*Problem*:
Filter the entries, keeping every line with the word "Widowed".

*Data entries*:
▼

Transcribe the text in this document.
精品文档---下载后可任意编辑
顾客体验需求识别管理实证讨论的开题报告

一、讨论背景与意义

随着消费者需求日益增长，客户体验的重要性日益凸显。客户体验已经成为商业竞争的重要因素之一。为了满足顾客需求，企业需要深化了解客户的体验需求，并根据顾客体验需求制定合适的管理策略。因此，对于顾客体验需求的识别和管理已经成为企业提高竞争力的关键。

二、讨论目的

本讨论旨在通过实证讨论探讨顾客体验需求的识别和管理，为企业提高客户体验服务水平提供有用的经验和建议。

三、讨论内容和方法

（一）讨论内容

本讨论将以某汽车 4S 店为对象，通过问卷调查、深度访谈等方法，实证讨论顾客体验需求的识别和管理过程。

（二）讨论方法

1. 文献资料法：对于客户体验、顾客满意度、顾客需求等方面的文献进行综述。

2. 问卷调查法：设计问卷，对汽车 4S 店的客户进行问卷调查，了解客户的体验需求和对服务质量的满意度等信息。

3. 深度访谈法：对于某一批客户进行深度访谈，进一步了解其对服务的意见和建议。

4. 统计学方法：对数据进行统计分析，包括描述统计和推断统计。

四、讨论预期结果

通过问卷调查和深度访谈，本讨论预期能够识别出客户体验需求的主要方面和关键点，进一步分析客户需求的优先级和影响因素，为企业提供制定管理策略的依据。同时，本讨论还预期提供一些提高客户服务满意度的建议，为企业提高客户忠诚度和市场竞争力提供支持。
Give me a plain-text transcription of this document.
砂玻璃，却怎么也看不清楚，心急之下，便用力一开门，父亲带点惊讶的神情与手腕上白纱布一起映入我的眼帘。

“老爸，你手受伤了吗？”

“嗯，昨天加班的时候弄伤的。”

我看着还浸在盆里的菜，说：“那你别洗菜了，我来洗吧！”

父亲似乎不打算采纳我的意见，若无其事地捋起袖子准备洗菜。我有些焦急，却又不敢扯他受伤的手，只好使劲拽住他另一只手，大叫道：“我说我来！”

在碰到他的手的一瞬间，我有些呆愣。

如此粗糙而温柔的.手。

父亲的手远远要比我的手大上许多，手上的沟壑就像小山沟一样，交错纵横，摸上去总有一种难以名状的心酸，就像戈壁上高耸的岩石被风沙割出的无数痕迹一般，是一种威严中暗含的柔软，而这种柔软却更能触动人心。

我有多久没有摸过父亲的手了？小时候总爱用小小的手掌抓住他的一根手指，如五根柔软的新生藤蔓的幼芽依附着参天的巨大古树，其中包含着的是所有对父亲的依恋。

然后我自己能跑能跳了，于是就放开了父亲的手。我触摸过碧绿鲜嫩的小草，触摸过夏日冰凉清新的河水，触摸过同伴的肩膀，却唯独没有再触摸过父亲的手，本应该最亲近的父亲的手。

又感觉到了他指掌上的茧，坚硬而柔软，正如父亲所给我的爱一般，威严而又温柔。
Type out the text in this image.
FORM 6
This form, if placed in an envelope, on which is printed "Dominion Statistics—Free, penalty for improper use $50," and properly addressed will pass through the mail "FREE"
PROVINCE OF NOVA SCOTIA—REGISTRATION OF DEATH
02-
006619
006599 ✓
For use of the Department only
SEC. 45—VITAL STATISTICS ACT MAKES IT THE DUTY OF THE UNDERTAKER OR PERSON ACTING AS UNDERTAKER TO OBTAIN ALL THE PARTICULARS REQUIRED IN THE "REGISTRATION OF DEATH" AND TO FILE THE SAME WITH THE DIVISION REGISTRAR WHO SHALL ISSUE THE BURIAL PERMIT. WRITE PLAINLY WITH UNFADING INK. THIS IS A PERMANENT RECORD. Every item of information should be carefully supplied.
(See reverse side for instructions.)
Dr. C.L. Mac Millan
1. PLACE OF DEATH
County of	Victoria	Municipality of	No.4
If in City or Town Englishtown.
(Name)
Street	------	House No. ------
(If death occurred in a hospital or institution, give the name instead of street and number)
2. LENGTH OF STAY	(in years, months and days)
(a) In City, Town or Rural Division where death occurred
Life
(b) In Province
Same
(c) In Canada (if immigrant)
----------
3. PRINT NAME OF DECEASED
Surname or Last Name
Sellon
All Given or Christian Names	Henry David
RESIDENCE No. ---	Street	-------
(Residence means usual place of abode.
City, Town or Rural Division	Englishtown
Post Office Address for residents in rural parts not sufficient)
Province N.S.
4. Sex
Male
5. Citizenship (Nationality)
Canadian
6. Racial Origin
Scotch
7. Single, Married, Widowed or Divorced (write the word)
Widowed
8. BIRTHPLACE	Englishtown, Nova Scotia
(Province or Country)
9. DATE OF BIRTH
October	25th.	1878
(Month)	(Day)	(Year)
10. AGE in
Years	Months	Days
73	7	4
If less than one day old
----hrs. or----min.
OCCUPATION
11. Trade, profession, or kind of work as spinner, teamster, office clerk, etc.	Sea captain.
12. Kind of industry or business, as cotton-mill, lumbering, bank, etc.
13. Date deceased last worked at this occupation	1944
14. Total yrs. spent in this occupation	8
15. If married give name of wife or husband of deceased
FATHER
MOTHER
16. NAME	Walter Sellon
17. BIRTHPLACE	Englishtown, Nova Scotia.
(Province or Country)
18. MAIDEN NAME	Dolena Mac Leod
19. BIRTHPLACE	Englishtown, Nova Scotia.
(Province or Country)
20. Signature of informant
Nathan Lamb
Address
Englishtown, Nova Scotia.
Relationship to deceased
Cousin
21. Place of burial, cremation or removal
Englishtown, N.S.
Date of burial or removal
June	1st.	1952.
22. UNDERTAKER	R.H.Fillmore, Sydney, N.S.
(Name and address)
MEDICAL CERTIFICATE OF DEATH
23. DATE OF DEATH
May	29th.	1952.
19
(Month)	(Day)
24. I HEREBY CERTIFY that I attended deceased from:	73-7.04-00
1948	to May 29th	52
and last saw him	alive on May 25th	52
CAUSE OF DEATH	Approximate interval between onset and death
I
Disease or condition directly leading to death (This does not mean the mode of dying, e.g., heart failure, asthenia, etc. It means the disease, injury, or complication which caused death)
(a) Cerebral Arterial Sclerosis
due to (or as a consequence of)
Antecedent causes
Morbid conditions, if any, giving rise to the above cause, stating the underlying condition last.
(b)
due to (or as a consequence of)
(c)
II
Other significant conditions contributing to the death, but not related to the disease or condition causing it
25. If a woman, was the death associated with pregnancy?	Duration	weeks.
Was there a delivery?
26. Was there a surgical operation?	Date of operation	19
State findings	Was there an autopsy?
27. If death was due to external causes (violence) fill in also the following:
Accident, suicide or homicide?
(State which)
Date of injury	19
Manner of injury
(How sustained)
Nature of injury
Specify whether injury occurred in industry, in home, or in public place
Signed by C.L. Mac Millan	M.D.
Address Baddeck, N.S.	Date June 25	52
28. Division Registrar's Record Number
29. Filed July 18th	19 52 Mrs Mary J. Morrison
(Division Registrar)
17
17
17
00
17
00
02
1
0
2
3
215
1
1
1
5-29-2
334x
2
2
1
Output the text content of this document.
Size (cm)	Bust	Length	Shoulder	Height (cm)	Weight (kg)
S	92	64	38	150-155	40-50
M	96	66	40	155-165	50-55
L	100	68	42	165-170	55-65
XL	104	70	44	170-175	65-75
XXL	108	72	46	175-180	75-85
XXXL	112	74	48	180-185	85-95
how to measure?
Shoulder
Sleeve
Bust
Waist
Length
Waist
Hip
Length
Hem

▲

*Solution for this exercise*:
7. Single, Married, Widowed or Divorced (write the word)
Widowed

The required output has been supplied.